Brief: All of the records listed below should be retyped exactly.
## start Records for the task
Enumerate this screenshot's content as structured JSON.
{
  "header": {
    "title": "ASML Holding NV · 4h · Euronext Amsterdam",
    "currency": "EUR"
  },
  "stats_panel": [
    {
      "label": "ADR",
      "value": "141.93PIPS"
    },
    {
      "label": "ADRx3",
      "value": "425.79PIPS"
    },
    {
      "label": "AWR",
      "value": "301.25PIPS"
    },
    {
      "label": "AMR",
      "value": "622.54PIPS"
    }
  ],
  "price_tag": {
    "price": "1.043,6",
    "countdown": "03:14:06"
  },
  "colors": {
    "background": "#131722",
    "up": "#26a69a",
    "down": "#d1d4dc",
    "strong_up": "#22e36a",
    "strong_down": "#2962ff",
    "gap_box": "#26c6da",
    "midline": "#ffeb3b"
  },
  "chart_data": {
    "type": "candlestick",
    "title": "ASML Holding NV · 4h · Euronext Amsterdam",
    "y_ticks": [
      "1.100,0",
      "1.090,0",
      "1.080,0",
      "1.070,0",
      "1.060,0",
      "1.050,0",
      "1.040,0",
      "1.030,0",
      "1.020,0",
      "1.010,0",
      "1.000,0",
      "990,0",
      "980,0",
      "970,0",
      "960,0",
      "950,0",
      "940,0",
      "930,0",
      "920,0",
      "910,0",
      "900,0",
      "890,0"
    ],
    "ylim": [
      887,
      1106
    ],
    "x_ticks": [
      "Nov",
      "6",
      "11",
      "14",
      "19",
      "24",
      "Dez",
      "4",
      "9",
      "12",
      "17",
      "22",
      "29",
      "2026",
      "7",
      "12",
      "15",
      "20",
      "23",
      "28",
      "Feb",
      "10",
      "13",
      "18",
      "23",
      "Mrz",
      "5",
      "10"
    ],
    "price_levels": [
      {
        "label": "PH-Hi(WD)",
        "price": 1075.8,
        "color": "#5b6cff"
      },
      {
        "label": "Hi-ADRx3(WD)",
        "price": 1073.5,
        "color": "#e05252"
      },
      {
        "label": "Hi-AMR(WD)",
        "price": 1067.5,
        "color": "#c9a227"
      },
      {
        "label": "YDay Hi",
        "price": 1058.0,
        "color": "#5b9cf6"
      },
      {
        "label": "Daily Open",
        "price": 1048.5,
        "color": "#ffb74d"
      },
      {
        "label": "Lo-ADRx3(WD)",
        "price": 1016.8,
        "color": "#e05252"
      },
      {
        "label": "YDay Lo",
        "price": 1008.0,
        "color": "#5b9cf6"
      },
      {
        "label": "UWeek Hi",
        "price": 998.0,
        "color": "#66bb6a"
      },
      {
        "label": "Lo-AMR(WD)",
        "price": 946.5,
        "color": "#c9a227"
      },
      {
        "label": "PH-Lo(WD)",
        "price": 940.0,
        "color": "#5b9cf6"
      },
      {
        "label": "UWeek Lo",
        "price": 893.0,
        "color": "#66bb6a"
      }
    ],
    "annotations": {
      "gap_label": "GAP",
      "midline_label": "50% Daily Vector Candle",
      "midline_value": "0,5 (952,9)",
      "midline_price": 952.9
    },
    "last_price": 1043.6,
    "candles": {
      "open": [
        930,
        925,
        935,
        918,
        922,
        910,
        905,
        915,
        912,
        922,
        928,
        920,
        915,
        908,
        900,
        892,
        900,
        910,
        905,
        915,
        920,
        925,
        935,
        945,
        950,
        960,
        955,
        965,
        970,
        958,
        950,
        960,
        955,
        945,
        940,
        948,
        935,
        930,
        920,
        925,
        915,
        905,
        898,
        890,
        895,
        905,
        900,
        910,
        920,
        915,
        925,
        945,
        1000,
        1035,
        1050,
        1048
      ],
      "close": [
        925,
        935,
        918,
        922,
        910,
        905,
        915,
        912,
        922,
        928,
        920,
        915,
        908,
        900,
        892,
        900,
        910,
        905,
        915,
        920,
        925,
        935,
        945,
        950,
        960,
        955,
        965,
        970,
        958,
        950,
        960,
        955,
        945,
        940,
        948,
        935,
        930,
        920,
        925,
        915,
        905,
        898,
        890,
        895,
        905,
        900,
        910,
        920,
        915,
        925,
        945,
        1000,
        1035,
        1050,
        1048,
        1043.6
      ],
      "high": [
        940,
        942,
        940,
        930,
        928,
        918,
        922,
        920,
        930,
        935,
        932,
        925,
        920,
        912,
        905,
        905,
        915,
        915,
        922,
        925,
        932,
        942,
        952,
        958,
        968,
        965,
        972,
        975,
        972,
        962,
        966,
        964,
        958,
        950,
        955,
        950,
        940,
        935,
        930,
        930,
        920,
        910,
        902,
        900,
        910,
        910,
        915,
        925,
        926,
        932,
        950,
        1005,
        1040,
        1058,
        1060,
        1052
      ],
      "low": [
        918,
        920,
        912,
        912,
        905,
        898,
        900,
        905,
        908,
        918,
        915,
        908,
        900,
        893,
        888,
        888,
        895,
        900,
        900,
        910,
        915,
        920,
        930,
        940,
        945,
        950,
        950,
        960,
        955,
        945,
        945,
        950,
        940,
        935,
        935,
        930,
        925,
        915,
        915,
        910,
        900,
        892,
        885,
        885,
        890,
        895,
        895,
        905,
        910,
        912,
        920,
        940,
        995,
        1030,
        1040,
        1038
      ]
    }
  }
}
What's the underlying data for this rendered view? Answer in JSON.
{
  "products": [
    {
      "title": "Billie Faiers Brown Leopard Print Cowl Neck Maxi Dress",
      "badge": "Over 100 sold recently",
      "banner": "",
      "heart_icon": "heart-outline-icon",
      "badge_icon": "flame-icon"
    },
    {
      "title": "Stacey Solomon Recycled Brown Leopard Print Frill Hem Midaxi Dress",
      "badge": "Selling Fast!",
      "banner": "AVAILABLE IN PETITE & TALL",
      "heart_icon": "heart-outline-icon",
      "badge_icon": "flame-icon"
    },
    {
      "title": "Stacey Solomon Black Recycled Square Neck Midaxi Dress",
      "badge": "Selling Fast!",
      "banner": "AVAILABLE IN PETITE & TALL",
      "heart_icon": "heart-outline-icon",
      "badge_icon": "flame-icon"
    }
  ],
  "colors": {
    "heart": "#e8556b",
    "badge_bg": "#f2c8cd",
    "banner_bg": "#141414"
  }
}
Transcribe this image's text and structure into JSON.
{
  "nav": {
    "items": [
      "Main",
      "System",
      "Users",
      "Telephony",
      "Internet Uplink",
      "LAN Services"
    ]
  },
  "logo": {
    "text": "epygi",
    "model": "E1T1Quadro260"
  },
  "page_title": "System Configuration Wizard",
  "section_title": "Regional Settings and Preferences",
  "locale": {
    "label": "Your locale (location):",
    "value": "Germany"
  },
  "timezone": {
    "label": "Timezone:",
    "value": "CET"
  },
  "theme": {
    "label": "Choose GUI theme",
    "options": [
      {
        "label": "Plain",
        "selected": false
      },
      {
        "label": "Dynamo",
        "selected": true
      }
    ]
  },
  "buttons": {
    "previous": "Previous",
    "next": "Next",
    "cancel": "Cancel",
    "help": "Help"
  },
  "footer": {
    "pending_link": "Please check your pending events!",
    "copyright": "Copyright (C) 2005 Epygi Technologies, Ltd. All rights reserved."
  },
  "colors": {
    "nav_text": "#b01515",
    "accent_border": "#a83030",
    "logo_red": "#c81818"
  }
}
## end Records for the task
Right answer:
Enumerate this screenshot's content as structured JSON.
{
  "header": {
    "title": "ASML Holding NV · 4h · Euronext Amsterdam",
    "currency": "EUR"
  },
  "stats_panel": [
    {
      "label": "ADR",
      "value": "141.93PIPS"
    },
    {
      "label": "ADRx3",
      "value": "425.79PIPS"
    },
    {
      "label": "AWR",
      "value": "301.25PIPS"
    },
    {
      "label": "AMR",
      "value": "622.54PIPS"
    }
  ],
  "price_tag": {
    "price": "1.043,6",
    "countdown": "03:14:06"
  },
  "colors": {
    "background": "#131722",
    "up": "#26a69a",
    "down": "#d1d4dc",
    "strong_up": "#22e36a",
    "strong_down": "#2962ff",
    "gap_box": "#26c6da",
    "midline": "#ffeb3b"
  },
  "chart_data": {
    "type": "candlestick",
    "title": "ASML Holding NV · 4h · Euronext Amsterdam",
    "y_ticks": [
      "1.100,0",
      "1.090,0",
      "1.080,0",
      "1.070,0",
      "1.060,0",
      "1.050,0",
      "1.040,0",
      "1.030,0",
      "1.020,0",
      "1.010,0",
      "1.000,0",
      "990,0",
      "980,0",
      "970,0",
      "960,0",
      "950,0",
      "940,0",
      "930,0",
      "920,0",
      "910,0",
      "900,0",
      "890,0"
    ],
    "ylim": [
      887,
      1106
    ],
    "x_ticks": [
      "Nov",
      "6",
      "11",
      "14",
      "19",
      "24",
      "Dez",
      "4",
      "9",
      "12",
      "17",
      "22",
      "29",
      "2026",
      "7",
      "12",
      "15",
      "20",
      "23",
      "28",
      "Feb",
      "10",
      "13",
      "18",
      "23",
      "Mrz",
      "5",
      "10"
    ],
    "price_levels": [
      {
        "label": "PH-Hi(WD)",
        "price": 1075.8,
        "color": "#5b6cff"
      },
      {
        "label": "Hi-ADRx3(WD)",
        "price": 1073.5,
        "color": "#e05252"
      },
      {
        "label": "Hi-AMR(WD)",
        "price": 1067.5,
        "color": "#c9a227"
      },
      {
        "label": "YDay Hi",
        "price": 1058.0,
        "color": "#5b9cf6"
      },
      {
        "label": "Daily Open",
        "price": 1048.5,
        "color": "#ffb74d"
      },
      {
        "label": "Lo-ADRx3(WD)",
        "price": 1016.8,
        "color": "#e05252"
      },
      {
        "label": "YDay Lo",
        "price": 1008.0,
        "color": "#5b9cf6"
      },
      {
        "label": "UWeek Hi",
        "price": 998.0,
        "color": "#66bb6a"
      },
      {
        "label": "Lo-AMR(WD)",
        "price": 946.5,
        "color": "#c9a227"
      },
      {
        "label": "PH-Lo(WD)",
        "price": 940.0,
        "color": "#5b9cf6"
      },
      {
        "label": "UWeek Lo",
        "price": 893.0,
        "color": "#66bb6a"
      }
    ],
    "annotations": {
      "gap_label": "GAP",
      "midline_label": "50% Daily Vector Candle",
      "midline_value": "0,5 (952,9)",
      "midline_price": 952.9
    },
    "last_price": 1043.6,
    "candles": {
      "open": [
        930,
        925,
        935,
        918,
        922,
        910,
        905,
        915,
        912,
        922,
        928,
        920,
        915,
        908,
        900,
        892,
        900,
        910,
        905,
        915,
        920,
        925,
        935,
        945,
        950,
        960,
        955,
        965,
        970,
        958,
        950,
        960,
        955,
        945,
        940,
        948,
        935,
        930,
        920,
        925,
        915,
        905,
        898,
        890,
        895,
        905,
        900,
        910,
        920,
        915,
        925,
        945,
        1000,
        1035,
        1050,
        1048
      ],
      "close": [
        925,
        935,
        918,
        922,
        910,
        905,
        915,
        912,
        922,
        928,
        920,
        915,
        908,
        900,
        892,
        900,
        910,
        905,
        915,
        920,
        925,
        935,
        945,
        950,
        960,
        955,
        965,
        970,
        958,
        950,
        960,
        955,
        945,
        940,
        948,
        935,
        930,
        920,
        925,
        915,
        905,
        898,
        890,
        895,
        905,
        900,
        910,
        920,
        915,
        925,
        945,
        1000,
        1035,
        1050,
        1048,
        1043.6
      ],
      "high": [
        940,
        942,
        940,
        930,
        928,
        918,
        922,
        920,
        930,
        935,
        932,
        925,
        920,
        912,
        905,
        905,
        915,
        915,
        922,
        925,
        932,
        942,
        952,
        958,
        968,
        965,
        972,
        975,
        972,
        962,
        966,
        964,
        958,
        950,
        955,
        950,
        940,
        935,
        930,
        930,
        920,
        910,
        902,
        900,
        910,
        910,
        915,
        925,
        926,
        932,
        950,
        1005,
        1040,
        1058,
        1060,
        1052
      ],
      "low": [
        918,
        920,
        912,
        912,
        905,
        898,
        900,
        905,
        908,
        918,
        915,
        908,
        900,
        893,
        888,
        888,
        895,
        900,
        900,
        910,
        915,
        920,
        930,
        940,
        945,
        950,
        950,
        960,
        955,
        945,
        945,
        950,
        940,
        935,
        935,
        930,
        925,
        915,
        915,
        910,
        900,
        892,
        885,
        885,
        890,
        895,
        895,
        905,
        910,
        912,
        920,
        940,
        995,
        1030,
        1040,
        1038
      ]
    }
  }
}
What's the underlying data for this rendered view? Answer in JSON.
{
  "products": [
    {
      "title": "Billie Faiers Brown Leopard Print Cowl Neck Maxi Dress",
      "badge": "Over 100 sold recently",
      "banner": "",
      "heart_icon": "heart-outline-icon",
      "badge_icon": "flame-icon"
    },
    {
      "title": "Stacey Solomon Recycled Brown Leopard Print Frill Hem Midaxi Dress",
      "badge": "Selling Fast!",
      "banner": "AVAILABLE IN PETITE & TALL",
      "heart_icon": "heart-outline-icon",
      "badge_icon": "flame-icon"
    },
    {
      "title": "Stacey Solomon Black Recycled Square Neck Midaxi Dress",
      "badge": "Selling Fast!",
      "banner": "AVAILABLE IN PETITE & TALL",
      "heart_icon": "heart-outline-icon",
      "badge_icon": "flame-icon"
    }
  ],
  "colors": {
    "heart": "#e8556b",
    "badge_bg": "#f2c8cd",
    "banner_bg": "#141414"
  }
}
Transcribe this image's text and structure into JSON.
{
  "nav": {
    "items": [
      "Main",
      "System",
      "Users",
      "Telephony",
      "Internet Uplink",
      "LAN Services"
    ]
  },
  "logo": {
    "text": "epygi",
    "model": "E1T1Quadro260"
  },
  "page_title": "System Configuration Wizard",
  "section_title": "Regional Settings and Preferences",
  "locale": {
    "label": "Your locale (location):",
    "value": "Germany"
  },
  "timezone": {
    "label": "Timezone:",
    "value": "CET"
  },
  "theme": {
    "label": "Choose GUI theme",
    "options": [
      {
        "label": "Plain",
        "selected": false
      },
      {
        "label": "Dynamo",
        "selected": true
      }
    ]
  },
  "buttons": {
    "previous": "Previous",
    "next": "Next",
    "cancel": "Cancel",
    "help": "Help"
  },
  "footer": {
    "pending_link": "Please check your pending events!",
    "copyright": "Copyright (C) 2005 Epygi Technologies, Ltd. All rights reserved."
  },
  "colors": {
    "nav_text": "#b01515",
    "accent_border": "#a83030",
    "logo_red": "#c81818"
  }
}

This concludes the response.